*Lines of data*
***

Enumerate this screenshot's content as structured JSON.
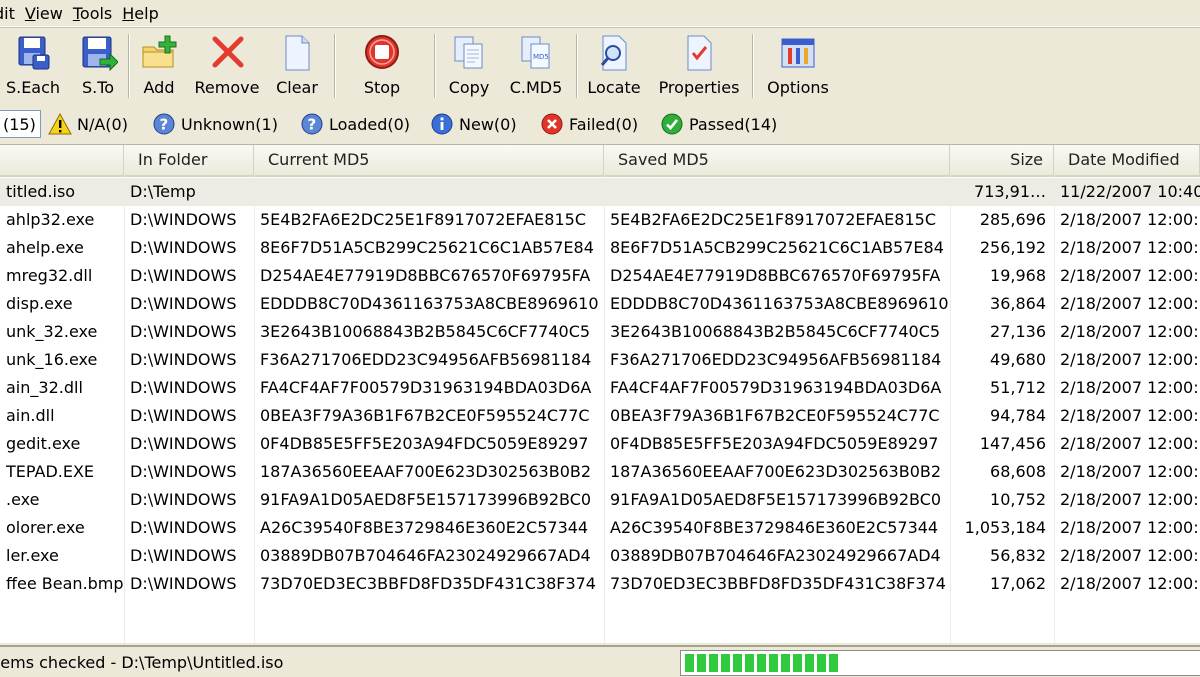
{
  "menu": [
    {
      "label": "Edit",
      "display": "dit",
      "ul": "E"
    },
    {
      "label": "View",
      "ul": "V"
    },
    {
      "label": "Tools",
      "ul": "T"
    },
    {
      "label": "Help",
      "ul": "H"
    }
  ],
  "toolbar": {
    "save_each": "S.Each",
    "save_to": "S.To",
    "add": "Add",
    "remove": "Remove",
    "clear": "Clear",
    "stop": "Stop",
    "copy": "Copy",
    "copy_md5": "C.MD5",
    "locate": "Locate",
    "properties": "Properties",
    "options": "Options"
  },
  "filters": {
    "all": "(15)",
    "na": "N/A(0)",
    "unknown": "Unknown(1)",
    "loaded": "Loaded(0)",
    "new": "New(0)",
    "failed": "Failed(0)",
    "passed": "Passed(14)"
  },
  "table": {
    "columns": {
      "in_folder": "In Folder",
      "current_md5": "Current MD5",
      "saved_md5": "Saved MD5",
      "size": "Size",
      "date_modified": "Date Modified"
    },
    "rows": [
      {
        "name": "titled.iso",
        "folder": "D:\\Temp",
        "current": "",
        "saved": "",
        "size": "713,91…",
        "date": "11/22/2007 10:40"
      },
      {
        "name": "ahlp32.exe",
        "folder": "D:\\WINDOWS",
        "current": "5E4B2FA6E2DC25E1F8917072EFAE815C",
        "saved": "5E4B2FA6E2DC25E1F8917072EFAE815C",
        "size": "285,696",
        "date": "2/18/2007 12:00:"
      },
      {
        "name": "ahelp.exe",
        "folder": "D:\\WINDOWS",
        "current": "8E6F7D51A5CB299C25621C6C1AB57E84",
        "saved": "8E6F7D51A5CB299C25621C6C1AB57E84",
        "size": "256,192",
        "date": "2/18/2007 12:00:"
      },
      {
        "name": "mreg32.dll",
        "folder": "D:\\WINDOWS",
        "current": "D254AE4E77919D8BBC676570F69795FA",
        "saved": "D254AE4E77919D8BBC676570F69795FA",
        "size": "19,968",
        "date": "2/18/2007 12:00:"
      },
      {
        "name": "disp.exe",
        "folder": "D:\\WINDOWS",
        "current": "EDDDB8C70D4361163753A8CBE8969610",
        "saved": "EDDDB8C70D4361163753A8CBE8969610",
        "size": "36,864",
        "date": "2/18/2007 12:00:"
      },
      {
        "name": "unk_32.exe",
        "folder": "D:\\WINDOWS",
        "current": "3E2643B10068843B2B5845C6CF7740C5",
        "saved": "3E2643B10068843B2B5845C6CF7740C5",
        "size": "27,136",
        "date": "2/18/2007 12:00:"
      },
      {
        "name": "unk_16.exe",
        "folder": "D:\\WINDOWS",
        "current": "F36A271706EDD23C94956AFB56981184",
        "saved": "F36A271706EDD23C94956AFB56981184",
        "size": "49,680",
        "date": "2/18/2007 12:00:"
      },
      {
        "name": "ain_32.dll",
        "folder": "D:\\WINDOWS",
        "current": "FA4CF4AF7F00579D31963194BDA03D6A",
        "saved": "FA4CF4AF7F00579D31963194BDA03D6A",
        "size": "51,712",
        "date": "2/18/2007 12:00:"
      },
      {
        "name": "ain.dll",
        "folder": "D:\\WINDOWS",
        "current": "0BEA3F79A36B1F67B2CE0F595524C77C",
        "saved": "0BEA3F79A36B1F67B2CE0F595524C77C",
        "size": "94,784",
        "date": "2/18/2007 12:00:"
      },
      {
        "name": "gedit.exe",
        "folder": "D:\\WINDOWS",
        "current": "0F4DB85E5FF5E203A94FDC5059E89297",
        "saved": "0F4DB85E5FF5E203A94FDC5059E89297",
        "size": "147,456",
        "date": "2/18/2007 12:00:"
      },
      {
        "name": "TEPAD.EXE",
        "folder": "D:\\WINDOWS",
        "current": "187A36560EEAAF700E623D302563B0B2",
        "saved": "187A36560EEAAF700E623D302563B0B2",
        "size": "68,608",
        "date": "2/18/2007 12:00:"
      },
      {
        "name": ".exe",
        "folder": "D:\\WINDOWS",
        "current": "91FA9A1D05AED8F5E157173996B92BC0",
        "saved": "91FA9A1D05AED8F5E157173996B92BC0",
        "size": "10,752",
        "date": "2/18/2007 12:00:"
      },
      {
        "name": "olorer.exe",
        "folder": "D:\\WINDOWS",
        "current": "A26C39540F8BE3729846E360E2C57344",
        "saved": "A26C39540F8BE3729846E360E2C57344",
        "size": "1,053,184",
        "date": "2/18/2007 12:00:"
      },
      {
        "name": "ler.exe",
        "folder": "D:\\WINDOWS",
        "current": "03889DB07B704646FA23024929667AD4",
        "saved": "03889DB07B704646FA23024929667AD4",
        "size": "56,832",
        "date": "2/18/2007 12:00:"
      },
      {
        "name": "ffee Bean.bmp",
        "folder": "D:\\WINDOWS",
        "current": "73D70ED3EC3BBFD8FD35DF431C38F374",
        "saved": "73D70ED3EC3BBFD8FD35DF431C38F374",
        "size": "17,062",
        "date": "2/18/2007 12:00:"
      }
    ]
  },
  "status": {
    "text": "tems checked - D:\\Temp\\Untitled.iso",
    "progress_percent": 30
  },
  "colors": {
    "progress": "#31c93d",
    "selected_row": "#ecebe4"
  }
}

***

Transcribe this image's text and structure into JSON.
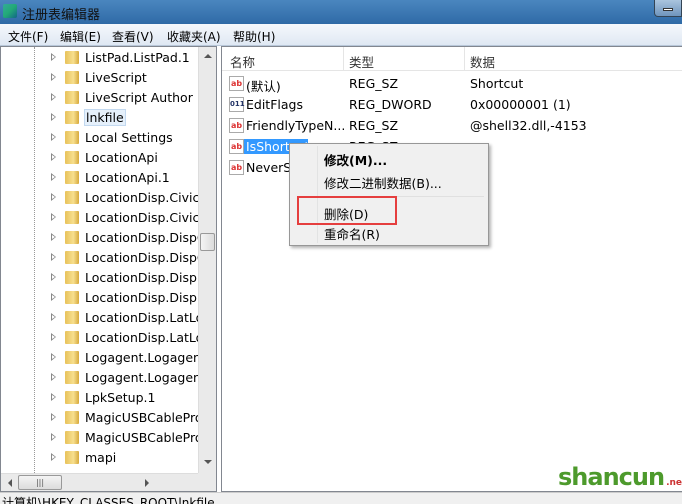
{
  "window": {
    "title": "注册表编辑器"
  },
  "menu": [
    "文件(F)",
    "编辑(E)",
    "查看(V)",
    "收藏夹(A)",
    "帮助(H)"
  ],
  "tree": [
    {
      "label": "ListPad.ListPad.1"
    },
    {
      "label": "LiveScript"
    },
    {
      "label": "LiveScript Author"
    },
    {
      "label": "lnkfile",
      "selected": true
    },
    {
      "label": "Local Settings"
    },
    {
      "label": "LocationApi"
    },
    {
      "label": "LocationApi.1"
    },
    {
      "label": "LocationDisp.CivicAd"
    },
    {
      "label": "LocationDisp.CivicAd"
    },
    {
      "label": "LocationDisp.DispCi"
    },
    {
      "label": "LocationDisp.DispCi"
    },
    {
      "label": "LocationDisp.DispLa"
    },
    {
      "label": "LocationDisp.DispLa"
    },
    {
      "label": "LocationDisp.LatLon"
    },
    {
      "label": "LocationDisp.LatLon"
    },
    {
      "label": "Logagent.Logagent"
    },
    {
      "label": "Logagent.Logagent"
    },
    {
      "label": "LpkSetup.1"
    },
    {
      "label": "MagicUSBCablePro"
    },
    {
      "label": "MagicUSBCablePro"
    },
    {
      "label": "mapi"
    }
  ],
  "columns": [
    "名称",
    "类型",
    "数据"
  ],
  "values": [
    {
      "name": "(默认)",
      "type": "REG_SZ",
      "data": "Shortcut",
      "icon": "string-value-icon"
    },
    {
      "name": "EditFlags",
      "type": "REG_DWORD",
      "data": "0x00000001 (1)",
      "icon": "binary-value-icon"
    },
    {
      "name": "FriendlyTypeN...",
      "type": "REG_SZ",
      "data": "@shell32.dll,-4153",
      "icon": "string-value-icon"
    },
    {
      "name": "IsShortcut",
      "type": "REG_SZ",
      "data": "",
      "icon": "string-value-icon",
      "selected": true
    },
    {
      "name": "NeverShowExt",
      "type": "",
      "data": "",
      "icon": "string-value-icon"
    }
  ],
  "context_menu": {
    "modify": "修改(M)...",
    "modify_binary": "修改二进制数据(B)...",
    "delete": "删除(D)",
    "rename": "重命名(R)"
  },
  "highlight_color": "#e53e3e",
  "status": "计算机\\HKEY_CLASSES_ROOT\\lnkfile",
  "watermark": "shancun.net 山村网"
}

***

*Problem details*
Show every line from the entries above in which the word "LocationApi" appears.

*Correct result*
      "label": "LocationApi"
      "label": "LocationApi.1"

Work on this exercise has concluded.